Instructions for the task –
Below are some entries. Work out how many of their lines hold the word "sebagai", and write that number alone.

Records for this task –
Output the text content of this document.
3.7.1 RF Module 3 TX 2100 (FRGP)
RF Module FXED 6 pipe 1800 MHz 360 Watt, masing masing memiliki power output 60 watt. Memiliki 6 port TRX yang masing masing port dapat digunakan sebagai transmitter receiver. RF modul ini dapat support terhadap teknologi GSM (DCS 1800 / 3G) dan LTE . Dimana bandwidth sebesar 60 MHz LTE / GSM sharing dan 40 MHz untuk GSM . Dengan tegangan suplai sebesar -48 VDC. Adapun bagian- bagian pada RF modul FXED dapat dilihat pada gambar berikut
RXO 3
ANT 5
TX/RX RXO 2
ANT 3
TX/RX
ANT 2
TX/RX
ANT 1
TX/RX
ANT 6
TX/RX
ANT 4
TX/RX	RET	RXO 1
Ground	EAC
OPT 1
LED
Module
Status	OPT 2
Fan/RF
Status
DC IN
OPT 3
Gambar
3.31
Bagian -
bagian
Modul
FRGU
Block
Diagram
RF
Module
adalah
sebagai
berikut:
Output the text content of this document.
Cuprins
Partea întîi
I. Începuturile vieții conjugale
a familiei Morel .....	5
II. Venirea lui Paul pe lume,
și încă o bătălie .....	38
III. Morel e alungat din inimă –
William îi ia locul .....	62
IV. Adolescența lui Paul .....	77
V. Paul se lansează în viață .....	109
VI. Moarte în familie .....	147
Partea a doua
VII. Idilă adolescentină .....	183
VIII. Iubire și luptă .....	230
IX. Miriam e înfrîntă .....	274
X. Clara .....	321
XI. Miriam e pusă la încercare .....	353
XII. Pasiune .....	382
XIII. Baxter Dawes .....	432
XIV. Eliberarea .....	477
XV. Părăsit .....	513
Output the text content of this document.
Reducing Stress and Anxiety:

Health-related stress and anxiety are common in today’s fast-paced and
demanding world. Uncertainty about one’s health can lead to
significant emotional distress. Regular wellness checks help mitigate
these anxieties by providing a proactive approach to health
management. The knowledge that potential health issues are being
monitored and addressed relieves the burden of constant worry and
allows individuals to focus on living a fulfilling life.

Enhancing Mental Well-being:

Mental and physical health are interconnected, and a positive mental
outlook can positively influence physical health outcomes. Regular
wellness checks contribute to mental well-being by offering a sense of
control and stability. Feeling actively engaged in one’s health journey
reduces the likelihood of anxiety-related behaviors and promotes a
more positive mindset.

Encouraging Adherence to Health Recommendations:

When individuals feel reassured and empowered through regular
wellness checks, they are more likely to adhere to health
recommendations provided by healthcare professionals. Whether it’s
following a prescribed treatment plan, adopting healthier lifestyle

Finished answer –
2